WHAT TO PRODUCE:
Copy the records below exactly as they are written.
___ MATERIAL SUPPLIED ___
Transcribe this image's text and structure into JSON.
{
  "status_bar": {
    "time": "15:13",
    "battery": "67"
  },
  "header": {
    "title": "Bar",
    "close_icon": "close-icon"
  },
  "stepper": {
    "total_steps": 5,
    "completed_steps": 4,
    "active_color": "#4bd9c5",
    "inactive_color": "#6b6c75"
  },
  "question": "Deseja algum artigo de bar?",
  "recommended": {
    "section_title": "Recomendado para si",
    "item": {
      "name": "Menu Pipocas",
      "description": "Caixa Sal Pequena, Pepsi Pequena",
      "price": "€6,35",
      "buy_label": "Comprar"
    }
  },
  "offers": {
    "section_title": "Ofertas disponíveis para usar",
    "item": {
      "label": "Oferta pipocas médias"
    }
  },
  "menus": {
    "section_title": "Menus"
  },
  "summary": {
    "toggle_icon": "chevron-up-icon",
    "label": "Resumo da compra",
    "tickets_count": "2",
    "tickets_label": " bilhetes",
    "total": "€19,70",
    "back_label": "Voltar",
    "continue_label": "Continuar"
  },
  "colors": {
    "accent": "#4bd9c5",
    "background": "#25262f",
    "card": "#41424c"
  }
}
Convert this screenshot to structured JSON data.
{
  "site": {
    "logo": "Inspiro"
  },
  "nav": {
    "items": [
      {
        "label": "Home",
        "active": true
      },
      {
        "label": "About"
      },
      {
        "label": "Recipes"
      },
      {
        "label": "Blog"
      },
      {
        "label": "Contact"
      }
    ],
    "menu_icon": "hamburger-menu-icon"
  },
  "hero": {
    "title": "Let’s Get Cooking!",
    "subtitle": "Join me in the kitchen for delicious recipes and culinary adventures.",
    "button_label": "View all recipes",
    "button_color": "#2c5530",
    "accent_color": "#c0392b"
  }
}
___
RESPONSE:
Transcribe this image's text and structure into JSON.
{
  "status_bar": {
    "time": "15:13",
    "battery": "67"
  },
  "header": {
    "title": "Bar",
    "close_icon": "close-icon"
  },
  "stepper": {
    "total_steps": 5,
    "completed_steps": 4,
    "active_color": "#4bd9c5",
    "inactive_color": "#6b6c75"
  },
  "question": "Deseja algum artigo de bar?",
  "recommended": {
    "section_title": "Recomendado para si",
    "item": {
      "name": "Menu Pipocas",
      "description": "Caixa Sal Pequena, Pepsi Pequena",
      "price": "€6,35",
      "buy_label": "Comprar"
    }
  },
  "offers": {
    "section_title": "Ofertas disponíveis para usar",
    "item": {
      "label": "Oferta pipocas médias"
    }
  },
  "menus": {
    "section_title": "Menus"
  },
  "summary": {
    "toggle_icon": "chevron-up-icon",
    "label": "Resumo da compra",
    "tickets_count": "2",
    "tickets_label": " bilhetes",
    "total": "€19,70",
    "back_label": "Voltar",
    "continue_label": "Continuar"
  },
  "colors": {
    "accent": "#4bd9c5",
    "background": "#25262f",
    "card": "#41424c"
  }
}
Convert this screenshot to structured JSON data.
{
  "site": {
    "logo": "Inspiro"
  },
  "nav": {
    "items": [
      {
        "label": "Home",
        "active": true
      },
      {
        "label": "About"
      },
      {
        "label": "Recipes"
      },
      {
        "label": "Blog"
      },
      {
        "label": "Contact"
      }
    ],
    "menu_icon": "hamburger-menu-icon"
  },
  "hero": {
    "title": "Let’s Get Cooking!",
    "subtitle": "Join me in the kitchen for delicious recipes and culinary adventures.",
    "button_label": "View all recipes",
    "button_color": "#2c5530",
    "accent_color": "#c0392b"
  }
}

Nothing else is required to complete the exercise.